**Stored entries**:
++++++++++

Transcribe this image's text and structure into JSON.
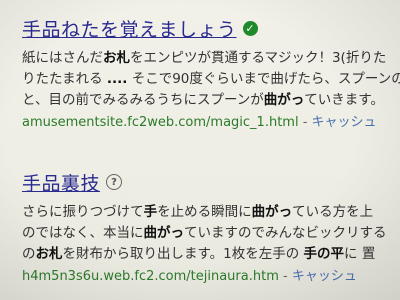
{
  "results": [
    {
      "title": "手品ねたを覚えましょう",
      "snippet_lines": [
        [
          "紙にはさんだ",
          "<b>お札</b>",
          "をエンピツが貫通するマジック！3(折りた"
        ],
        [
          "りたたまれる ",
          "<b>....</b>",
          " そこで90度ぐらいまで曲げたら、スプーンの"
        ],
        [
          "と、目の前でみるみるうちにスプーンが",
          "<b>曲がっ</b>",
          "ていきます。"
        ]
      ],
      "url": "amusementsite.fc2web.com/magic_1.html",
      "separator": " - ",
      "cache": "キャッシュ"
    },
    {
      "title": "手品裏技",
      "snippet_lines": [
        [
          "さらに振りつづけて",
          "<b>手</b>",
          "を止める瞬間に",
          "<b>曲がっ</b>",
          "ている方を上"
        ],
        [
          "のではなく、本当に",
          "<b>曲がっ</b>",
          "ていますのでみんなビックリする"
        ],
        [
          "の",
          "<b>お札</b>",
          "を財布から取り出します。1枚を左手の ",
          "<b>手の平</b>",
          "に 置"
        ]
      ],
      "url": "h4m5n3s6u.web.fc2.com/tejinaura.htm",
      "separator": " - ",
      "cache": "キャッシュ"
    }
  ]
}
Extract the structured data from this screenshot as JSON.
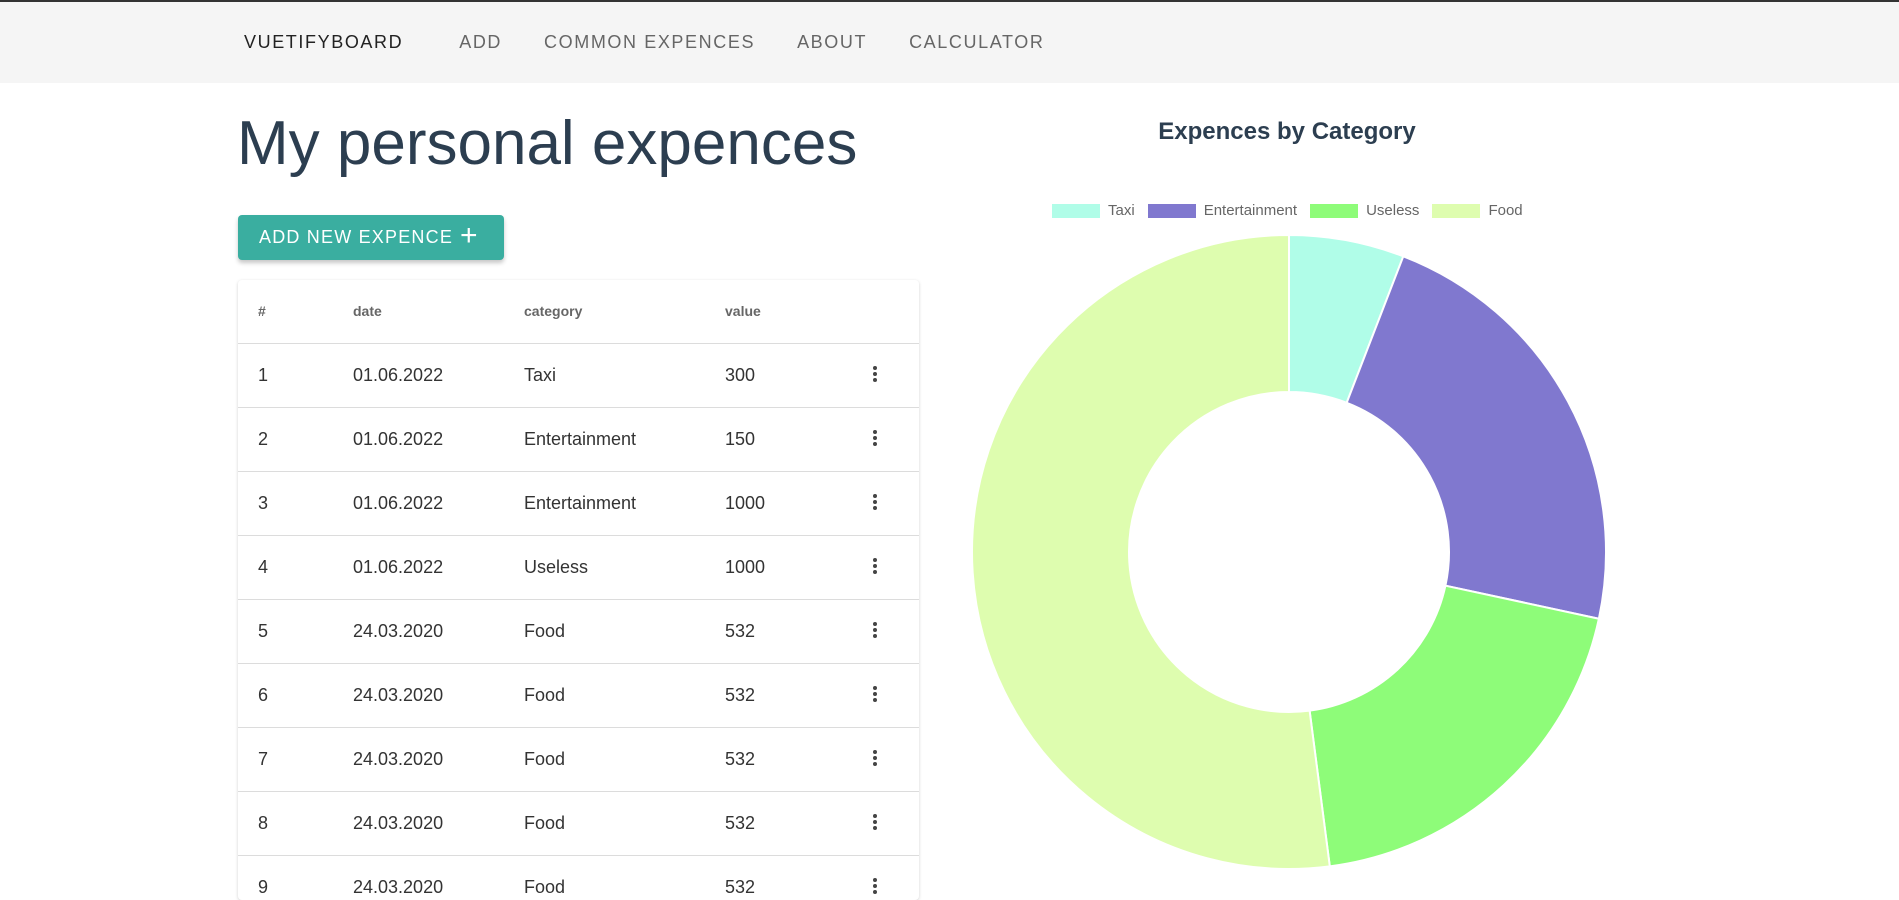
{
  "nav": {
    "brand": "VUETIFYBOARD",
    "items": [
      "ADD",
      "COMMON EXPENCES",
      "ABOUT",
      "CALCULATOR"
    ]
  },
  "page": {
    "title": "My personal expences"
  },
  "add_button": {
    "label": "ADD NEW EXPENCE",
    "icon": "plus-icon"
  },
  "table": {
    "headers": [
      "#",
      "date",
      "category",
      "value"
    ],
    "rows": [
      [
        "1",
        "01.06.2022",
        "Taxi",
        "300"
      ],
      [
        "2",
        "01.06.2022",
        "Entertainment",
        "150"
      ],
      [
        "3",
        "01.06.2022",
        "Entertainment",
        "1000"
      ],
      [
        "4",
        "01.06.2022",
        "Useless",
        "1000"
      ],
      [
        "5",
        "24.03.2020",
        "Food",
        "532"
      ],
      [
        "6",
        "24.03.2020",
        "Food",
        "532"
      ],
      [
        "7",
        "24.03.2020",
        "Food",
        "532"
      ],
      [
        "8",
        "24.03.2020",
        "Food",
        "532"
      ],
      [
        "9",
        "24.03.2020",
        "Food",
        "532"
      ]
    ],
    "row_menu_icon": "more-vertical-icon"
  },
  "chart_data": {
    "type": "pie",
    "title": "Expences by Category",
    "categories": [
      "Taxi",
      "Entertainment",
      "Useless",
      "Food"
    ],
    "values": [
      300,
      1150,
      1000,
      2660
    ],
    "colors": [
      "#b0fde8",
      "#8078cf",
      "#8efc79",
      "#defdaf"
    ],
    "legend_position": "top"
  }
}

++++++++++

**INSTRUCTIONS FOR THE TASK**: Find all lines where the word "JSON" appears. Copy them.

**FINAL RESULT**:
Transcribe this image's text and structure into JSON.
Extract the structured data from this screenshot as JSON.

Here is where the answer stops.